→ **Brief**
Reply with one number: how many lines contain the word "name".
** start **
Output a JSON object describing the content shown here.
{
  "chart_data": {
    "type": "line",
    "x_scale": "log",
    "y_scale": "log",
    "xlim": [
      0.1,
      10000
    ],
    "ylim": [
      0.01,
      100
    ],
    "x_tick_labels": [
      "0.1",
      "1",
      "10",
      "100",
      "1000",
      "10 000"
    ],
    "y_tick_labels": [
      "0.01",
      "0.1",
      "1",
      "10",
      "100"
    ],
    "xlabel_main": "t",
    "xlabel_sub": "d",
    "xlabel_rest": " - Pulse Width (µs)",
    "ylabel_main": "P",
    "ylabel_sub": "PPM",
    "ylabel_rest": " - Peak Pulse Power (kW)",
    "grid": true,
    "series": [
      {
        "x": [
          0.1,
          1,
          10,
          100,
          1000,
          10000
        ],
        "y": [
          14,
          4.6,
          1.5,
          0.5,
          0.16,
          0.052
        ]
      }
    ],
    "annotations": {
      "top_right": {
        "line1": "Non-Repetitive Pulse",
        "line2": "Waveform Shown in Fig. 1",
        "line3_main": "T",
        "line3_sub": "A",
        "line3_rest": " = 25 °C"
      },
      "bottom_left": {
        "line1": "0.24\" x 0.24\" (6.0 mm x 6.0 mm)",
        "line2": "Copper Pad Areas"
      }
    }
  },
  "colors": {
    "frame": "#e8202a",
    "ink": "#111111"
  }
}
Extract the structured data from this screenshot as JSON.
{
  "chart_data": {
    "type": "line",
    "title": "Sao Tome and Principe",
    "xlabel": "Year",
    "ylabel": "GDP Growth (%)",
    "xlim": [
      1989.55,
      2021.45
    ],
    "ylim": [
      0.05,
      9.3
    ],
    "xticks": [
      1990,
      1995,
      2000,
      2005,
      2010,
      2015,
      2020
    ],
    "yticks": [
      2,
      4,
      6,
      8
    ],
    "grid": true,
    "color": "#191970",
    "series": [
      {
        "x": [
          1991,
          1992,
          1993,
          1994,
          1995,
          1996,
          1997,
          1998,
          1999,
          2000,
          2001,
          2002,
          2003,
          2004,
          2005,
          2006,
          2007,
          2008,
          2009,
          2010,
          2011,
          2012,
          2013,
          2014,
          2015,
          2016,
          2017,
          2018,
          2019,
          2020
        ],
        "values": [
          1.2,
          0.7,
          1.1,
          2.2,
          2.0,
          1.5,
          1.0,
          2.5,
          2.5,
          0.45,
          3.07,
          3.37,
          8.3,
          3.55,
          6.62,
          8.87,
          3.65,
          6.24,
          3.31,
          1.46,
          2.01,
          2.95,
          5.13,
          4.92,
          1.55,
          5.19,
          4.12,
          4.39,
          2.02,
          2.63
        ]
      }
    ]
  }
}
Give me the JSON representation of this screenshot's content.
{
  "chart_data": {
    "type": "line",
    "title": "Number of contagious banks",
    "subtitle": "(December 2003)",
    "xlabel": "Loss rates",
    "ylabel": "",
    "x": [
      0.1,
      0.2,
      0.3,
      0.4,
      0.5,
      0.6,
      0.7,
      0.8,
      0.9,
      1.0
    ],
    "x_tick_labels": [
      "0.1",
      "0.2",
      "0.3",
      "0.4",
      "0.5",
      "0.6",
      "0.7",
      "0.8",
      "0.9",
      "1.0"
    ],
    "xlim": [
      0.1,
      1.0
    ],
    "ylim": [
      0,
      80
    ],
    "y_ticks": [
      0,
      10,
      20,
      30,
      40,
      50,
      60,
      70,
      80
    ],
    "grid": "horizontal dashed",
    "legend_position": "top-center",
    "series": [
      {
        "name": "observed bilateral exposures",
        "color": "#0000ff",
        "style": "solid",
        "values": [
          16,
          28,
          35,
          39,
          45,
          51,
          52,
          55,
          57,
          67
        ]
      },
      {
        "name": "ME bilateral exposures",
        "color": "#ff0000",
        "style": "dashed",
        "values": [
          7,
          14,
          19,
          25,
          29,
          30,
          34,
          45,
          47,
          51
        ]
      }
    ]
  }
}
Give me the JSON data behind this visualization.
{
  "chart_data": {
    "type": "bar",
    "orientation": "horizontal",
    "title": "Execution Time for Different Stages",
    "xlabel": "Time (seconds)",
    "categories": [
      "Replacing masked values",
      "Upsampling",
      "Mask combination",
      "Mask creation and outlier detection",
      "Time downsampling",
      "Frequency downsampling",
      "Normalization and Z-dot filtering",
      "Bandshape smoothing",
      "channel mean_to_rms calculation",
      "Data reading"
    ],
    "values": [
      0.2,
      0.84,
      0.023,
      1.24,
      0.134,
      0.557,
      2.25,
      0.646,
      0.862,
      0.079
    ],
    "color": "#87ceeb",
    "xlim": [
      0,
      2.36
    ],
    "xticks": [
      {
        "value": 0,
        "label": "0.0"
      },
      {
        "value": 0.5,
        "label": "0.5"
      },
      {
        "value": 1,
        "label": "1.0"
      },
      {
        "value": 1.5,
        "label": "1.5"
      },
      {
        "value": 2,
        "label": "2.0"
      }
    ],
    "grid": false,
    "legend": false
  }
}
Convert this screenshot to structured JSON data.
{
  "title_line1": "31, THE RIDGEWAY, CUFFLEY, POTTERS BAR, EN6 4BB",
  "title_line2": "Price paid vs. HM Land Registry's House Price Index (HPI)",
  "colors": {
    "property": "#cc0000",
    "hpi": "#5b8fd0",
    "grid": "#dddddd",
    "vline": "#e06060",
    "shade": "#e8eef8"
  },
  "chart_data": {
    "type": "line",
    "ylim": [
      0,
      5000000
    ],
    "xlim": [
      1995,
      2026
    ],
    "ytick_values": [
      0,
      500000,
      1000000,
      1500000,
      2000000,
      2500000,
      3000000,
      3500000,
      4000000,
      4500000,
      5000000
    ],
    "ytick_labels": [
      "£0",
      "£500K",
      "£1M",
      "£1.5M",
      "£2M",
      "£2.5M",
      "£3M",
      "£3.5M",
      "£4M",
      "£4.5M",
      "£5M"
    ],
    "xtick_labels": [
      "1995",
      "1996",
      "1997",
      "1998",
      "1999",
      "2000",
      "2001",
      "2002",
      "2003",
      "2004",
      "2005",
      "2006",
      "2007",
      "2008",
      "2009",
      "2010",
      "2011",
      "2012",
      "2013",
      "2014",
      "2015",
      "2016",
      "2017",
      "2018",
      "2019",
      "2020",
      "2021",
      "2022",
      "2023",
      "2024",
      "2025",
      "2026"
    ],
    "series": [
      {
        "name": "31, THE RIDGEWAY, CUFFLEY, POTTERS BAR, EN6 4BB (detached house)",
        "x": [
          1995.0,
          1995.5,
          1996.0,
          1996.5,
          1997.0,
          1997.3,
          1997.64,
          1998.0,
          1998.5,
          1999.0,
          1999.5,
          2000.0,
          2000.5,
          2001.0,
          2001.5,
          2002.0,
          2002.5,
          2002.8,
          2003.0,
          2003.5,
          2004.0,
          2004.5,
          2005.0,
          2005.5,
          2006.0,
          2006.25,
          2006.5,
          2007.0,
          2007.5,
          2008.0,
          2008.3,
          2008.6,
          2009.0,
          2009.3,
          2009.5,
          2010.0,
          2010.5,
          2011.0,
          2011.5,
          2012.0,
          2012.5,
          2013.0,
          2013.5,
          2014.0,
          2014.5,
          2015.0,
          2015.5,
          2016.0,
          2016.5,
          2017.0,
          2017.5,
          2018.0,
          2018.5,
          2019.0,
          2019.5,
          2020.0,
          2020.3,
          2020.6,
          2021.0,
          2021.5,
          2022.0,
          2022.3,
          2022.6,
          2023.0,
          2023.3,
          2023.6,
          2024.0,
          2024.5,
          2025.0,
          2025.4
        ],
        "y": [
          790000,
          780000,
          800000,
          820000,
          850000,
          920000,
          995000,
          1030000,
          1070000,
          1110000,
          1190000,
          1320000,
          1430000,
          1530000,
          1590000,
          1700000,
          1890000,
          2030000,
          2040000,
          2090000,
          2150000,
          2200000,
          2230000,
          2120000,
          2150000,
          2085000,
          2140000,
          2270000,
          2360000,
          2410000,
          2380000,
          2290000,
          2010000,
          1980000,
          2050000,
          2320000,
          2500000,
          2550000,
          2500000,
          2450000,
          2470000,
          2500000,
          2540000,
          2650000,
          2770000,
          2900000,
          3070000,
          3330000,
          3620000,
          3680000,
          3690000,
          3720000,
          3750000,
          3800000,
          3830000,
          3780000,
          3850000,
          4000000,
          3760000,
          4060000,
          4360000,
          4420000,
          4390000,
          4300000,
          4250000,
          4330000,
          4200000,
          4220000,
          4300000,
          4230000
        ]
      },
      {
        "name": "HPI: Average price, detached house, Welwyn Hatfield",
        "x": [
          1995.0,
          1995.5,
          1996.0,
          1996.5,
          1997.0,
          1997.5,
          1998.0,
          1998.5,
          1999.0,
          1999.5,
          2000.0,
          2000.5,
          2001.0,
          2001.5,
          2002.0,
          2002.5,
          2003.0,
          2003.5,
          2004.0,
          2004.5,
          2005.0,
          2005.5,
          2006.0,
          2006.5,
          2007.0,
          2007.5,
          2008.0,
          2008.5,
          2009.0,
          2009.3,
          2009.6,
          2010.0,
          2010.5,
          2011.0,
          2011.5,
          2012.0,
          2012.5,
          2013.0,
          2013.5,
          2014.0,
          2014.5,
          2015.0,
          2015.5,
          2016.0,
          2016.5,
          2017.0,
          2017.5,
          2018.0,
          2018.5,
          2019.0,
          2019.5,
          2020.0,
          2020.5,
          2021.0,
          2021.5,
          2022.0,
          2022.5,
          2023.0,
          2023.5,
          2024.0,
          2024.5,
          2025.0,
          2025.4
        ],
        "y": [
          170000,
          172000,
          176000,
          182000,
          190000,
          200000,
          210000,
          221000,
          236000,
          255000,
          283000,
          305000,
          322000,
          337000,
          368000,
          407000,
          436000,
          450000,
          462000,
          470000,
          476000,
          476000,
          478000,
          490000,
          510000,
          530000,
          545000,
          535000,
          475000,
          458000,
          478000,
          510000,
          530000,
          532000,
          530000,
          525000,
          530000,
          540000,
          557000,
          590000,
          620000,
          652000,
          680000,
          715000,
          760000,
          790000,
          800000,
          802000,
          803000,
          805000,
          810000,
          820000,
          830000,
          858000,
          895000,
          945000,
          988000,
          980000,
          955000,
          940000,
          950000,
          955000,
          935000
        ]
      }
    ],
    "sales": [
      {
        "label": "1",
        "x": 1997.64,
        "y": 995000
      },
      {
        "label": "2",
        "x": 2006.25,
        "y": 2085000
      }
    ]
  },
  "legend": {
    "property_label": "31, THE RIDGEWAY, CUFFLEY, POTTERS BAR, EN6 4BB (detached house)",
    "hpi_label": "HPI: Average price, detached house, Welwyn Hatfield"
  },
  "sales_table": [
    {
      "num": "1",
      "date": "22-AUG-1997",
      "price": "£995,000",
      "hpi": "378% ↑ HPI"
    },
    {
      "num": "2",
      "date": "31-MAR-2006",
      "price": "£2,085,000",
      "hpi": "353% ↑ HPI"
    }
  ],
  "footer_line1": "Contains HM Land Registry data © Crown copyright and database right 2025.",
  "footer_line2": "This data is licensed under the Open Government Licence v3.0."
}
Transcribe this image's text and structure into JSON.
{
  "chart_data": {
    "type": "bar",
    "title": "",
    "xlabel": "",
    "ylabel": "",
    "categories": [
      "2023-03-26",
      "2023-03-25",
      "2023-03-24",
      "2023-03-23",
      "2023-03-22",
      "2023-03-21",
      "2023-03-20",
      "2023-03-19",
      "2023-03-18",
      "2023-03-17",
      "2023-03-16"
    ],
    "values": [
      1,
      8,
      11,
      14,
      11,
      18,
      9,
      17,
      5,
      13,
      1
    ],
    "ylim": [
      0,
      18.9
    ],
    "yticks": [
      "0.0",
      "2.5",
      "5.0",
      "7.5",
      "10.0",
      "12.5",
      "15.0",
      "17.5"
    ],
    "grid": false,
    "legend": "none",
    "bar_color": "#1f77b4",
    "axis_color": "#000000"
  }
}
** end **
→ **Task solution**
4